What the task requires –
Extract each line holding the word "不要过分依赖软件" from the entries.

Data entries
• • •

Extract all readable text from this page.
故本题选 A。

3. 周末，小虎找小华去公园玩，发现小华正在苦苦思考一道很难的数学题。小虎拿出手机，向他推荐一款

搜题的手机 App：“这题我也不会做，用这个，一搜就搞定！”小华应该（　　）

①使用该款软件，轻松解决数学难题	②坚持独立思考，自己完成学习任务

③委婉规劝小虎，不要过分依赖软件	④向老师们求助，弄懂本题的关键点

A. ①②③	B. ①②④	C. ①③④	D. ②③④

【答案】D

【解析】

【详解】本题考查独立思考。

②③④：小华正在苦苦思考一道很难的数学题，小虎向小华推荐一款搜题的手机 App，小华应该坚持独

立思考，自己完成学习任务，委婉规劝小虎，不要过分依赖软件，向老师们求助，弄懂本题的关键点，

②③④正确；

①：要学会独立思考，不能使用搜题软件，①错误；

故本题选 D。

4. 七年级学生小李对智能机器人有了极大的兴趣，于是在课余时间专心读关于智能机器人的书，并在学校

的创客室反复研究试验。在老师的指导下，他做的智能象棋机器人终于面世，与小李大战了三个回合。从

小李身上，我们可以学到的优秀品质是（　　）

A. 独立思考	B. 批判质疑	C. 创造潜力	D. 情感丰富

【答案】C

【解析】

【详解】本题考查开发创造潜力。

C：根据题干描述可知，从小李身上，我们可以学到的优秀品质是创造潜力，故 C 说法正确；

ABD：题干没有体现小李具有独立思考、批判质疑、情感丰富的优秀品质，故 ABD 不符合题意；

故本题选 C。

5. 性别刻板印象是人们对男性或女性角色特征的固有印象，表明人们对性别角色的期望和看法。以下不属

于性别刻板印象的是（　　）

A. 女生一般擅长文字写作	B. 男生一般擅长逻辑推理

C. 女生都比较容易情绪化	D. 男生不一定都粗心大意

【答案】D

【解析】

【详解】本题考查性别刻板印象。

• • •

Solution to this problem –
③委婉规劝小虎，不要过分依赖软件	④向老师们求助，弄懂本题的关键点
立思考，自己完成学习任务，委婉规劝小虎，不要过分依赖软件，向老师们求助，弄懂本题的关键点，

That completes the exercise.